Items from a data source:

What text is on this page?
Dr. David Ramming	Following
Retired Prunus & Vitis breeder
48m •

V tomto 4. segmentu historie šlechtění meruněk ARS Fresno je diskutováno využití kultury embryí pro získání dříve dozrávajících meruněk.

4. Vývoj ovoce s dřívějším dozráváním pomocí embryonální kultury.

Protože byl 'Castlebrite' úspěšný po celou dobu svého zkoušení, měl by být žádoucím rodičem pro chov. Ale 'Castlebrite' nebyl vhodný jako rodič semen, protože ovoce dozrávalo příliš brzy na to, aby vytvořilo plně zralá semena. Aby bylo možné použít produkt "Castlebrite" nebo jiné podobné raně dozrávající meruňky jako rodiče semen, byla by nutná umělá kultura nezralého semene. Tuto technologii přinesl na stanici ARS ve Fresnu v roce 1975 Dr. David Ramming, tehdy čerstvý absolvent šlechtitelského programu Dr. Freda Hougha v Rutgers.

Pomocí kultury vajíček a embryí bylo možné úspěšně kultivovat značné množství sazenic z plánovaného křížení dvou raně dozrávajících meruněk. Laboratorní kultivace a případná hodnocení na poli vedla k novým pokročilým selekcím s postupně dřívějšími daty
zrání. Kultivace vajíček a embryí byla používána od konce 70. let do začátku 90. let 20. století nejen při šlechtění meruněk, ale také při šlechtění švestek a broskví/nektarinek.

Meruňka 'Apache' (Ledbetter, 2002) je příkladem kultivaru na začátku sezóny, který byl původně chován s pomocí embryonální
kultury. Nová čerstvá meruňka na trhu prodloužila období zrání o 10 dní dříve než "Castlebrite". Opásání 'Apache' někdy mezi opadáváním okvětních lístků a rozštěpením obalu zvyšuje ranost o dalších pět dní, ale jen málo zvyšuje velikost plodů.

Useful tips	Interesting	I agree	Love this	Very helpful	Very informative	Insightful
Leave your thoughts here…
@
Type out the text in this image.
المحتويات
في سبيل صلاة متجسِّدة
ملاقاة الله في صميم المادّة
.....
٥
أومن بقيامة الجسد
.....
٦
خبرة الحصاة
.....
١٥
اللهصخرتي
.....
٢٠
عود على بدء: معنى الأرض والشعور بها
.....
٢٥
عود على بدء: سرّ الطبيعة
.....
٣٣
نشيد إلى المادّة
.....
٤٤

**Work required**: In the material above, find the lines that contain "embryonální" and show them.

**Written response**:
4. Vývoj ovoce s dřívějším dozráváním pomocí embryonální kultury.
Meruňka 'Apache' (Ledbetter, 2002) je příkladem kultivaru na začátku sezóny, který byl původně chován s pomocí embryonální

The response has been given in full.